TASK TO COMPLETE: Check every line of the entries that follow, and copy the ones containing "Reset".

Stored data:
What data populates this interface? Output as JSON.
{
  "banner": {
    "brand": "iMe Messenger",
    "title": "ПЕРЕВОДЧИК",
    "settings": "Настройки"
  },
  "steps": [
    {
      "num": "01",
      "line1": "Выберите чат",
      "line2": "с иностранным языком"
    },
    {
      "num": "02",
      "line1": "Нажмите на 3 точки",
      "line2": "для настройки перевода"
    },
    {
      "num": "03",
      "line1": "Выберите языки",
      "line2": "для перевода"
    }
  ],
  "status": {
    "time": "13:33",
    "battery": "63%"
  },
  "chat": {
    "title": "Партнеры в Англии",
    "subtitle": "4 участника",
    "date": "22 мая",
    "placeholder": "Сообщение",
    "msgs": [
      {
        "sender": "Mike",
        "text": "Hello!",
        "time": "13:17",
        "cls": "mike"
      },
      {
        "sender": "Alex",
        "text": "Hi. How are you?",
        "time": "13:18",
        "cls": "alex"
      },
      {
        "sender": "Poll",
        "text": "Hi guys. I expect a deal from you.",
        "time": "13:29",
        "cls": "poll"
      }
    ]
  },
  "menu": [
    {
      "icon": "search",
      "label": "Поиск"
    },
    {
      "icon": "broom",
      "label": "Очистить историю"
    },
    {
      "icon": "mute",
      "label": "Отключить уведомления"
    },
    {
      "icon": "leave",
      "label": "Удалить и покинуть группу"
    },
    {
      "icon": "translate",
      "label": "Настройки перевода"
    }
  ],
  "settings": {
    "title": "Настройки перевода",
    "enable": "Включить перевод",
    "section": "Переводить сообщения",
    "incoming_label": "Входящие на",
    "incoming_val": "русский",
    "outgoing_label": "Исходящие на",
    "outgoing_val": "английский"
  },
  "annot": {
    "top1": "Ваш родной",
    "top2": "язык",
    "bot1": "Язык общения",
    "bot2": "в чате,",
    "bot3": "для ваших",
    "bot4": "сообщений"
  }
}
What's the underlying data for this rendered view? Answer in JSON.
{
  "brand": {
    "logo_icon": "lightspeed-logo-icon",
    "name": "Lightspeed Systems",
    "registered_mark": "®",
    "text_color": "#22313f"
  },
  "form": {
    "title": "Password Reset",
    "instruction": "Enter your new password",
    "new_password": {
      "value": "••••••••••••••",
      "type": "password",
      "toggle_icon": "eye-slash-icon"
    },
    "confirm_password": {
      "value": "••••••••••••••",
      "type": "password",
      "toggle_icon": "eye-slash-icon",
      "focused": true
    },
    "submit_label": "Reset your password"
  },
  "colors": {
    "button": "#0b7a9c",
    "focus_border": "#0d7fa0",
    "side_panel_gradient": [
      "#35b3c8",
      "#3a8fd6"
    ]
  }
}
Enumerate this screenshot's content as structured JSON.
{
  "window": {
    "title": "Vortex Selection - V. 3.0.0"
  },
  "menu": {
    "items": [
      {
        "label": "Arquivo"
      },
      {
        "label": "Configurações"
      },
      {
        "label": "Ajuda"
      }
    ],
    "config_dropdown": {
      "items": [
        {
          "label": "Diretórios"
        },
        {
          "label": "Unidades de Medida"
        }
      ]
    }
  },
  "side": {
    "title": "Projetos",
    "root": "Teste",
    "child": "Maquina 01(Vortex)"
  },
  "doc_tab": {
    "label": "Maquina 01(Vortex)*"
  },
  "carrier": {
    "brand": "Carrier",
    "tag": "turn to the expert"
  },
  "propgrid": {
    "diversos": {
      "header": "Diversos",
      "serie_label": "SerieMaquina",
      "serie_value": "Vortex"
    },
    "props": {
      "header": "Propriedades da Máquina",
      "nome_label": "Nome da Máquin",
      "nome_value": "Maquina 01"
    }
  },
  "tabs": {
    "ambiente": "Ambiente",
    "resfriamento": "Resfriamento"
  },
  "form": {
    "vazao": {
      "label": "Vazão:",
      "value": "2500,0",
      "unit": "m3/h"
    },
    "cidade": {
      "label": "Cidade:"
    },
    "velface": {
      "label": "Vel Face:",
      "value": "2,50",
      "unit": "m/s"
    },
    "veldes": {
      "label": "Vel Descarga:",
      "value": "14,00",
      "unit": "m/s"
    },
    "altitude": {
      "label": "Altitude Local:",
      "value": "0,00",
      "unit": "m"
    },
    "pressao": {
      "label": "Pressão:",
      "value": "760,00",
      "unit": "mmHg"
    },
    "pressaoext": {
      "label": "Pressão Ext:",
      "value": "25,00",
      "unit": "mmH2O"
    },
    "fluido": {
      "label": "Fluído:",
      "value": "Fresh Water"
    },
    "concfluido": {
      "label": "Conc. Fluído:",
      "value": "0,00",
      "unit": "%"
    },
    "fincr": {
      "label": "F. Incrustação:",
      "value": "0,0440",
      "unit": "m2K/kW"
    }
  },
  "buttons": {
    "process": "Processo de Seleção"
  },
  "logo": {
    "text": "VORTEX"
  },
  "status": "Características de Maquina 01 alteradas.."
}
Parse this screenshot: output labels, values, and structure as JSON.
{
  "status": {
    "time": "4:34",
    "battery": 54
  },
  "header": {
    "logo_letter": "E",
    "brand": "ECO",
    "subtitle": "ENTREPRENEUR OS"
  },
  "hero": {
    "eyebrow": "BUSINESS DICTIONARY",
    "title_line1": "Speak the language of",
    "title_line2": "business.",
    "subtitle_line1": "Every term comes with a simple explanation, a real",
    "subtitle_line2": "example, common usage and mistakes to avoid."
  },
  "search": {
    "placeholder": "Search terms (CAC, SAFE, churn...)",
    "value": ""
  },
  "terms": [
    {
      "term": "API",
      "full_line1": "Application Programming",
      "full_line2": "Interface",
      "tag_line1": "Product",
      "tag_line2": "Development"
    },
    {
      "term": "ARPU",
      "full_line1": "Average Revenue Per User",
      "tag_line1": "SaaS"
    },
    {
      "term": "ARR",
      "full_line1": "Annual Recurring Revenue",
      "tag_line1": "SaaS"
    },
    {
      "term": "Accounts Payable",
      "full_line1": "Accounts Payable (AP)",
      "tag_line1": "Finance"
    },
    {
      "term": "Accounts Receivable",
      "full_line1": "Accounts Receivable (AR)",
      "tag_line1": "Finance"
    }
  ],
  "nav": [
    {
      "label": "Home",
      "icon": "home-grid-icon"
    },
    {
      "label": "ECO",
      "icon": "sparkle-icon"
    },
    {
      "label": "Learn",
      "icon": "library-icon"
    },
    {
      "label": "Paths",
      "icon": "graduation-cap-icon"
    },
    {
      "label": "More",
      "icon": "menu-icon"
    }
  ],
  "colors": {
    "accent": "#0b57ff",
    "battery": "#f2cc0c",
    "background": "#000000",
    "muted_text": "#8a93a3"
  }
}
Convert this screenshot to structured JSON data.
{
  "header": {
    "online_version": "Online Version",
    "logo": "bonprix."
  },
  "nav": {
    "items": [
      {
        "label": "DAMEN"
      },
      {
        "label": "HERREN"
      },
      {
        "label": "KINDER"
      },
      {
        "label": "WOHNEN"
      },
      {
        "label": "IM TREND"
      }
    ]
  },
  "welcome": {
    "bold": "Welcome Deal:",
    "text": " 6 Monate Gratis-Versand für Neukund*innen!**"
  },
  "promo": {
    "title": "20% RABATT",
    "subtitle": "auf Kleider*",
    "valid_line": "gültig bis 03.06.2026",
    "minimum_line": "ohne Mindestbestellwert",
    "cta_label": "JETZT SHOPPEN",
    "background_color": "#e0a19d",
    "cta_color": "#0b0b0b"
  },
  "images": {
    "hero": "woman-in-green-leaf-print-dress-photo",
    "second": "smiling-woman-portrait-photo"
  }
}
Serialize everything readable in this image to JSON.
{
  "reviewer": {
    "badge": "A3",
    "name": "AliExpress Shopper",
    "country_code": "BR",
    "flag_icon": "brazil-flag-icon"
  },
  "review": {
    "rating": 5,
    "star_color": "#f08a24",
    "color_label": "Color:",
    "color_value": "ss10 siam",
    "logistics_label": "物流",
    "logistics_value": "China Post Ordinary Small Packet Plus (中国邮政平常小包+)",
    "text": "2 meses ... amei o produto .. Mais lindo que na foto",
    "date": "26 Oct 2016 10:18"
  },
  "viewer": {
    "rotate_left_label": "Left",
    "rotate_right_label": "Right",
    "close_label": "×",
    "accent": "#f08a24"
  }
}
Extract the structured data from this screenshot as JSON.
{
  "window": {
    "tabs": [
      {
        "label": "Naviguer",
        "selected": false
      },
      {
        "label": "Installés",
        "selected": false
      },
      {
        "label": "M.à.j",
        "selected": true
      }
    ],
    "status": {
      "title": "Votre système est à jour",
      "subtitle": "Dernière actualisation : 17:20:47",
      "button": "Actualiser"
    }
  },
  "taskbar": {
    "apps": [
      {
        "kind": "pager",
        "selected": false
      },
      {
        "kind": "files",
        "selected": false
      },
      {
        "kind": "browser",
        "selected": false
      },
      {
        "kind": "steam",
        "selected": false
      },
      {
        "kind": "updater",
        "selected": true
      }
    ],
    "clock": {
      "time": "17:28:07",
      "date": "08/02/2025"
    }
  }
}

FULL SOLUTION:
    "title": "Password Reset",
    "submit_label": "Reset your password"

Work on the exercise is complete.